Problem A:
Pull out every line of the records that contains the string "legend", treating uppercase and lowercase as different.

Page extract:
_ _ _

6807 N. Sheridan Investor, LLC is to make distributions to Investors (Realty Mogul 61, LLC, other LP investors, and Sponsor, collectively, the "Members") per the priority order below. Realty Mogul 61, LLC is to distribute 100% of its share of excess cash flow (after expenses) to the members of Realty Mogul 61, LLC (the RealtyMogul.com investors). The manager of Realty Mogul 61, LLC is to receive a portion (up to 10%) of the Sponsor's promoted interest.
Order of Distributions to Members (Operating Cash Flow)
- First, to the Members to pay a 10% cumulative non-compounded annual return;
- Second, 70% to the Members pro-rata and 30% to the Sponsor until cumulative distributions to each Member equal a 15% cumulative non-compounded annual return; and
- Thereafter, 60% to the Members pro rata and 40% to the Sponsor.
Order of Distributions to Members (Refinance, and Sales Proceeds)
- First, to the Members to pay a 10% cumulative non-compounded annual return;
- Second, to the Members pro rata until all capital contributions have been returned;
- Third, 70% to the Members pro-rata and 30% to the Sponsor until cumulative distributions to each Member equal a 15% cumulative non-compounded annual return; and
- Thereafter, 60% to the Members pro rata and 40% to the Sponsor.
The first distribution is projected in March of 2021 following the sale of the Property. These distributions are at the discretion of the Sponsor, who may decide to delay distributions for any reason, including maintenance or capital reserves.

_ _ _

Records shown:

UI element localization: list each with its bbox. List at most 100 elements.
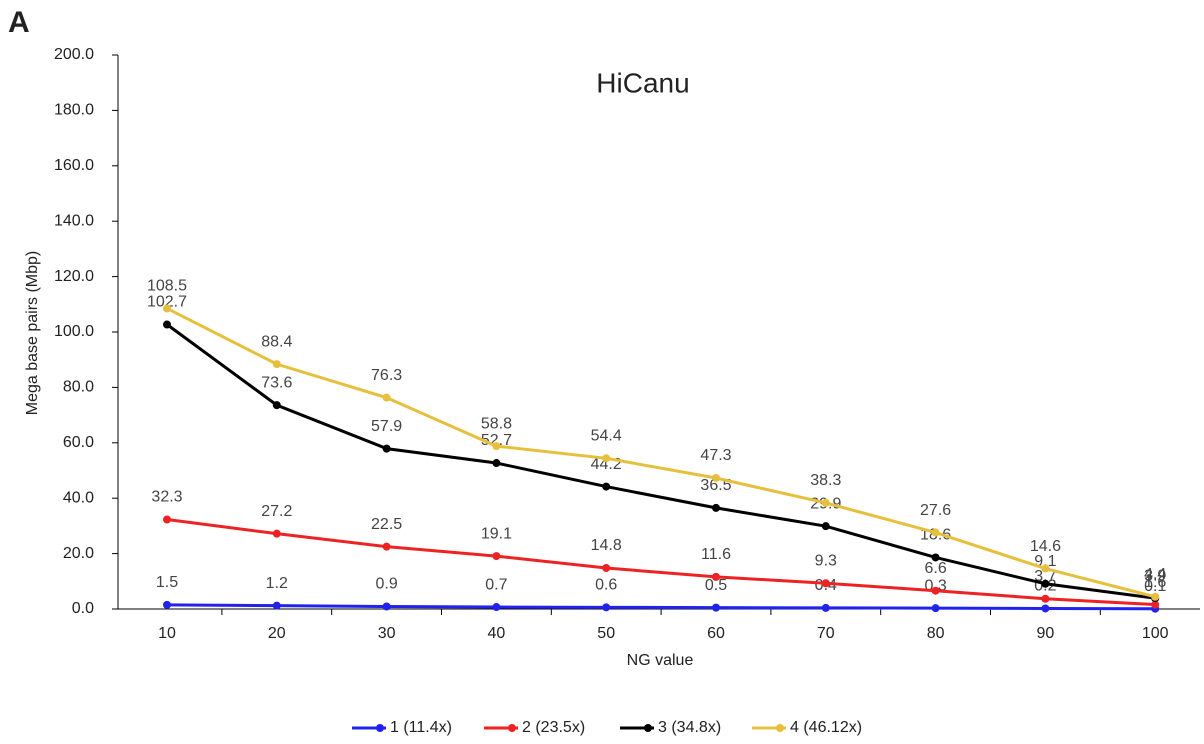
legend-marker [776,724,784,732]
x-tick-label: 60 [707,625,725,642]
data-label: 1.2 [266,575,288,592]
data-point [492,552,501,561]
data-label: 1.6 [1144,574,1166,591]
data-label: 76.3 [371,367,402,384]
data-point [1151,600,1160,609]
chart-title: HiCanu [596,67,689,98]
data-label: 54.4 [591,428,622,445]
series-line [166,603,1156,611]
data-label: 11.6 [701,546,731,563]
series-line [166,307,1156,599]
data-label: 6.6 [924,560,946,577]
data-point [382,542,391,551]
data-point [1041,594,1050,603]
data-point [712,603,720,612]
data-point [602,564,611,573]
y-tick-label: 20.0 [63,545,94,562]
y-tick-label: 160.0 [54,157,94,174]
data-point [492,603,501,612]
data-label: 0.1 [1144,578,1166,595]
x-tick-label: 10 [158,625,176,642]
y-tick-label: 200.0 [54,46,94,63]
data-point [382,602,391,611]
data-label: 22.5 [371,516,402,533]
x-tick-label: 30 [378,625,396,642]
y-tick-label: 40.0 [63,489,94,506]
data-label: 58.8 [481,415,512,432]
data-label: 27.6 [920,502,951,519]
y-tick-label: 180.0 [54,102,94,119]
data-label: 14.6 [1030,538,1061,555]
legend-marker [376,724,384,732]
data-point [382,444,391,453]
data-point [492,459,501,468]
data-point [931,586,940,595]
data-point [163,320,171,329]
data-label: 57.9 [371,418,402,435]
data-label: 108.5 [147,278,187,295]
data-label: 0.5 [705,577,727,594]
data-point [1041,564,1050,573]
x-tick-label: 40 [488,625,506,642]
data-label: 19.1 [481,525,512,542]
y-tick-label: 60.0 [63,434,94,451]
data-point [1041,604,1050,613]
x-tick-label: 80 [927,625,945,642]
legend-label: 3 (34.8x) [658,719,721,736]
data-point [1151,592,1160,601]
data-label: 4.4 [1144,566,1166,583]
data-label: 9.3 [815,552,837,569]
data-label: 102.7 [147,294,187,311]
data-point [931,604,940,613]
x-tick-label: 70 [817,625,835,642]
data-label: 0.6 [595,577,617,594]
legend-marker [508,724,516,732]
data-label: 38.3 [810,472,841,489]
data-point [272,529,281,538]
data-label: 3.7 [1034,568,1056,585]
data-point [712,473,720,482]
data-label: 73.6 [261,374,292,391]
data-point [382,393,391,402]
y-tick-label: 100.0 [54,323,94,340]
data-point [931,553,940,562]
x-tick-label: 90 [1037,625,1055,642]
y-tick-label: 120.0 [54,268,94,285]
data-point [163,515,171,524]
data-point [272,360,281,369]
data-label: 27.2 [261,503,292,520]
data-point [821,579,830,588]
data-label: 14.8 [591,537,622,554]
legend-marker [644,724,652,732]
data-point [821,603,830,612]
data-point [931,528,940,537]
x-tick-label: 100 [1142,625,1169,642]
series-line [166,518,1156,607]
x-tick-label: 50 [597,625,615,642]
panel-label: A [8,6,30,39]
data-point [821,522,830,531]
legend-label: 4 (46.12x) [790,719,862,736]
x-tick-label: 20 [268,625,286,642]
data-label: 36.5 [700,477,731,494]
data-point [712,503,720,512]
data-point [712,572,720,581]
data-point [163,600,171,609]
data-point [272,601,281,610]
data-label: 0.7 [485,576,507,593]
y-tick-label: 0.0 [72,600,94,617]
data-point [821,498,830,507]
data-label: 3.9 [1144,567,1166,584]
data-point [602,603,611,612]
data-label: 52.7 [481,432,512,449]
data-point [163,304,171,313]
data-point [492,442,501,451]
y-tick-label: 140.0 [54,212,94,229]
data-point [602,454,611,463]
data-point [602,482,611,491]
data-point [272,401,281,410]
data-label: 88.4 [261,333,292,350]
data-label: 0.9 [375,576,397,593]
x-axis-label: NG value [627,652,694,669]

_ _ _

Problem B:
Answer these questions using the distribution terms text:
(i) What cumulative non-compounded annual return is paid to the Members first?
(ii) Up to what portion of the Sponsor's promoted interest may the manager of Realty Mogul 61, LLC receive?
(iii) When is the first distribution projected?

Result A:
legend-marker [776,724,784,732]
legend-marker [376,724,384,732]
legend-label: 3 (34.8x) [658,719,721,736]
legend-marker [508,724,516,732]
legend-marker [644,724,652,732]
legend-label: 4 (46.12x) [790,719,862,736]

Result B:
(i) A 10% cumulative non-compounded annual return.
(ii) Up to 10%.
(iii) In March of 2021, following the sale of the Property.